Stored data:
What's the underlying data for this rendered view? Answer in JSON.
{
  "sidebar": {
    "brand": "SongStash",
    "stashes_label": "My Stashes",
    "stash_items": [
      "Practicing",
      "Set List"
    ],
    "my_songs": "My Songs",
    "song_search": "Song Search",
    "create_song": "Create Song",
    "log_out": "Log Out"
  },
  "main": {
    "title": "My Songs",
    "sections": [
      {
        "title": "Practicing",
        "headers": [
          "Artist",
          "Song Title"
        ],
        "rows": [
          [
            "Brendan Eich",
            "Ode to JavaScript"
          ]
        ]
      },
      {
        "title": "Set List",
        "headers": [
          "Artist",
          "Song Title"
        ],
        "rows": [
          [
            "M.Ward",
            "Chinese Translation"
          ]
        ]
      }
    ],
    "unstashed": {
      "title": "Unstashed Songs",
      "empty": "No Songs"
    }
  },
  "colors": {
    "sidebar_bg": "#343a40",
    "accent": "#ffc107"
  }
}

Problem: Repeat every record, keeping each word and mark exactly as it is.

Correct answer:
What's the underlying data for this rendered view? Answer in JSON.
{
  "sidebar": {
    "brand": "SongStash",
    "stashes_label": "My Stashes",
    "stash_items": [
      "Practicing",
      "Set List"
    ],
    "my_songs": "My Songs",
    "song_search": "Song Search",
    "create_song": "Create Song",
    "log_out": "Log Out"
  },
  "main": {
    "title": "My Songs",
    "sections": [
      {
        "title": "Practicing",
        "headers": [
          "Artist",
          "Song Title"
        ],
        "rows": [
          [
            "Brendan Eich",
            "Ode to JavaScript"
          ]
        ]
      },
      {
        "title": "Set List",
        "headers": [
          "Artist",
          "Song Title"
        ],
        "rows": [
          [
            "M.Ward",
            "Chinese Translation"
          ]
        ]
      }
    ],
    "unstashed": {
      "title": "Unstashed Songs",
      "empty": "No Songs"
    }
  },
  "colors": {
    "sidebar_bg": "#343a40",
    "accent": "#ffc107"
  }
}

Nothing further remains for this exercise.